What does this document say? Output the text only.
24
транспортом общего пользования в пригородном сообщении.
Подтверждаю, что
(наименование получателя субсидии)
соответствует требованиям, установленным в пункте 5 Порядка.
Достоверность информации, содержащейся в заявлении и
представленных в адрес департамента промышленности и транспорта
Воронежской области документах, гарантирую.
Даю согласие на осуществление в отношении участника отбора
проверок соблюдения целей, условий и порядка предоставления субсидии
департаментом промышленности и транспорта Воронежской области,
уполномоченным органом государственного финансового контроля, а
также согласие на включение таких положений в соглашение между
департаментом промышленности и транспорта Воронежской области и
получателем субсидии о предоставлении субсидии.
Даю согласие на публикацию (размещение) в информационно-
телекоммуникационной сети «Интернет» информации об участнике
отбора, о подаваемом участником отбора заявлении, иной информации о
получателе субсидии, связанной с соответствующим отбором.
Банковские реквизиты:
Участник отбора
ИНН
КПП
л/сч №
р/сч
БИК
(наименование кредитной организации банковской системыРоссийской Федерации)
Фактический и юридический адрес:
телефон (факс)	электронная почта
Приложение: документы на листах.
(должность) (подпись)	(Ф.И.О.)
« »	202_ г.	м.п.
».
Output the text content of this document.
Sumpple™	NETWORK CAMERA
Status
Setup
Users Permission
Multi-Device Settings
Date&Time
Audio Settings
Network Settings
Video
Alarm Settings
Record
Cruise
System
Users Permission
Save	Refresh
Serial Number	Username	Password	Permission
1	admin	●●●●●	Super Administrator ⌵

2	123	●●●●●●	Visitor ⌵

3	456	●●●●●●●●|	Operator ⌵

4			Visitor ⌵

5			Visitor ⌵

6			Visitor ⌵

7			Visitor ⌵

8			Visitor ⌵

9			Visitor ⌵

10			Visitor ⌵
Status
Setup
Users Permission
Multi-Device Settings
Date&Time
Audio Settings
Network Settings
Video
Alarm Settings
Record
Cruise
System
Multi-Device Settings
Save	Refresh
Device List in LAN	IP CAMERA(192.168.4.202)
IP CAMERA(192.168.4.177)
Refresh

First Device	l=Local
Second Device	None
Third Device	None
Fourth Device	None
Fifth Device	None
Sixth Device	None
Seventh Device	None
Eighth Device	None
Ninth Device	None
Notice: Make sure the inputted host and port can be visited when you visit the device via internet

::::::::

-- Stated goal --
Above are some records; repeat all of them exactly.

-- Full response --
What does this document say? Output the text only.
24
транспортом общего пользования в пригородном сообщении.
Подтверждаю, что
(наименование получателя субсидии)
соответствует требованиям, установленным в пункте 5 Порядка.
Достоверность информации, содержащейся в заявлении и
представленных в адрес департамента промышленности и транспорта
Воронежской области документах, гарантирую.
Даю согласие на осуществление в отношении участника отбора
проверок соблюдения целей, условий и порядка предоставления субсидии
департаментом промышленности и транспорта Воронежской области,
уполномоченным органом государственного финансового контроля, а
также согласие на включение таких положений в соглашение между
департаментом промышленности и транспорта Воронежской области и
получателем субсидии о предоставлении субсидии.
Даю согласие на публикацию (размещение) в информационно-
телекоммуникационной сети «Интернет» информации об участнике
отбора, о подаваемом участником отбора заявлении, иной информации о
получателе субсидии, связанной с соответствующим отбором.
Банковские реквизиты:
Участник отбора
ИНН
КПП
л/сч №
р/сч
БИК
(наименование кредитной организации банковской системыРоссийской Федерации)
Фактический и юридический адрес:
телефон (факс)	электронная почта
Приложение: документы на листах.
(должность) (подпись)	(Ф.И.О.)
« »	202_ г.	м.п.
».
Output the text content of this document.
Sumpple™	NETWORK CAMERA
Status
Setup
Users Permission
Multi-Device Settings
Date&Time
Audio Settings
Network Settings
Video
Alarm Settings
Record
Cruise
System
Users Permission
Save	Refresh
Serial Number	Username	Password	Permission
1	admin	●●●●●	Super Administrator ⌵

2	123	●●●●●●	Visitor ⌵

3	456	●●●●●●●●|	Operator ⌵

4			Visitor ⌵

5			Visitor ⌵

6			Visitor ⌵

7			Visitor ⌵

8			Visitor ⌵

9			Visitor ⌵

10			Visitor ⌵
Status
Setup
Users Permission
Multi-Device Settings
Date&Time
Audio Settings
Network Settings
Video
Alarm Settings
Record
Cruise
System
Multi-Device Settings
Save	Refresh
Device List in LAN	IP CAMERA(192.168.4.202)
IP CAMERA(192.168.4.177)
Refresh

First Device	l=Local
Second Device	None
Third Device	None
Fourth Device	None
Fifth Device	None
Sixth Device	None
Seventh Device	None
Eighth Device	None
Ninth Device	None
Notice: Make sure the inputted host and port can be visited when you visit the device via internet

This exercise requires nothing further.